* Exercise *
Repeat the entries that follow verbatim, without any of their pictures.

[Material for this exercise start]

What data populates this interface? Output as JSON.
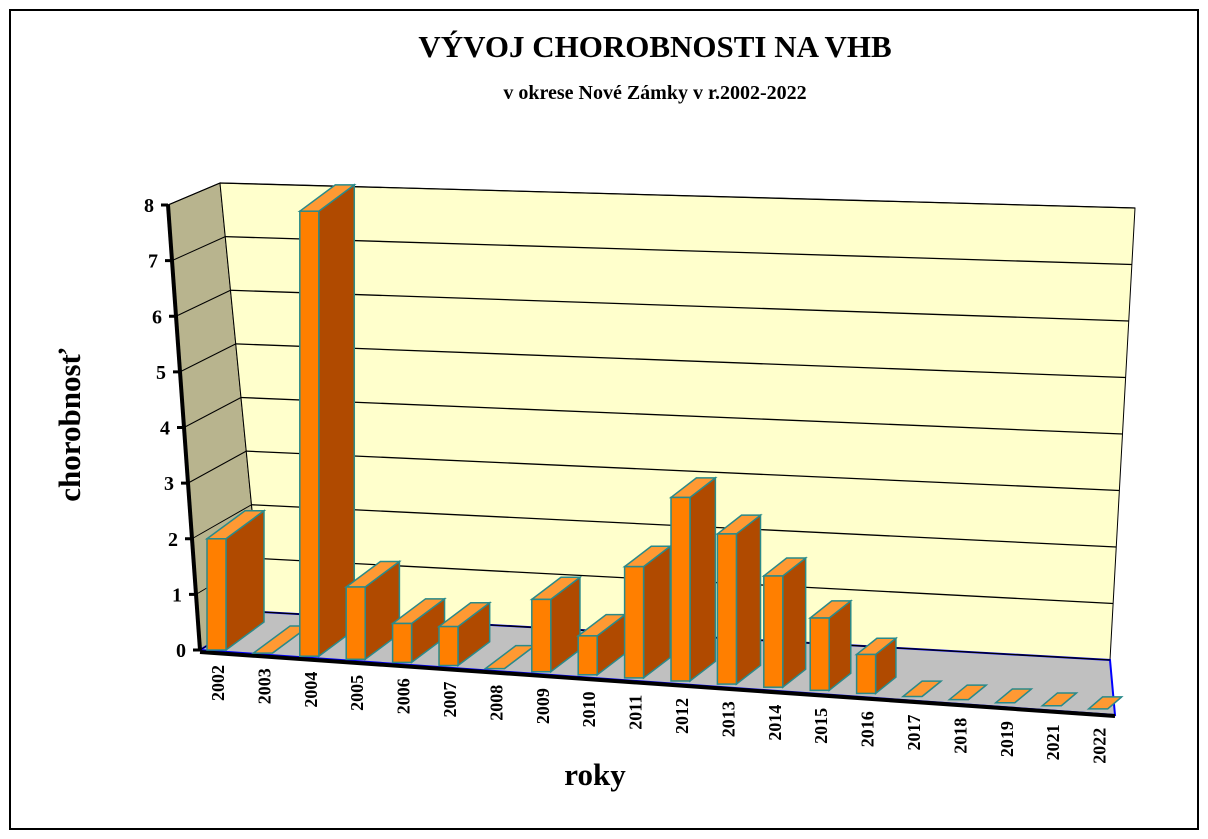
{
  "chart_data": {
    "type": "bar3d",
    "title": "VÝVOJ CHOROBNOSTI NA VHB",
    "subtitle": "v okrese Nové Zámky v r.2002-2022",
    "x_label": "roky",
    "y_label": "chorobnosť",
    "categories": [
      "2002",
      "2003",
      "2004",
      "2005",
      "2006",
      "2007",
      "2008",
      "2009",
      "2010",
      "2011",
      "2012",
      "2013",
      "2014",
      "2015",
      "2016",
      "2017",
      "2018",
      "2019",
      "2021",
      "2022"
    ],
    "values": [
      2,
      0,
      8,
      1.3,
      0.7,
      0.7,
      0,
      1.3,
      0.7,
      2,
      3.3,
      2.7,
      2,
      1.3,
      0.7,
      0,
      0,
      0,
      0,
      0
    ],
    "color": "#ff7f00",
    "ylim": [
      0,
      8
    ],
    "yticks": [
      0,
      1,
      2,
      3,
      4,
      5,
      6,
      7,
      8
    ],
    "grid": true
  }
}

[Material for this exercise end]

* Result *
What data populates this interface? Output as JSON.
{
  "chart_data": {
    "type": "bar3d",
    "title": "VÝVOJ CHOROBNOSTI NA VHB",
    "subtitle": "v okrese Nové Zámky v r.2002-2022",
    "x_label": "roky",
    "y_label": "chorobnosť",
    "categories": [
      "2002",
      "2003",
      "2004",
      "2005",
      "2006",
      "2007",
      "2008",
      "2009",
      "2010",
      "2011",
      "2012",
      "2013",
      "2014",
      "2015",
      "2016",
      "2017",
      "2018",
      "2019",
      "2021",
      "2022"
    ],
    "values": [
      2,
      0,
      8,
      1.3,
      0.7,
      0.7,
      0,
      1.3,
      0.7,
      2,
      3.3,
      2.7,
      2,
      1.3,
      0.7,
      0,
      0,
      0,
      0,
      0
    ],
    "color": "#ff7f00",
    "ylim": [
      0,
      8
    ],
    "yticks": [
      0,
      1,
      2,
      3,
      4,
      5,
      6,
      7,
      8
    ],
    "grid": true
  }
}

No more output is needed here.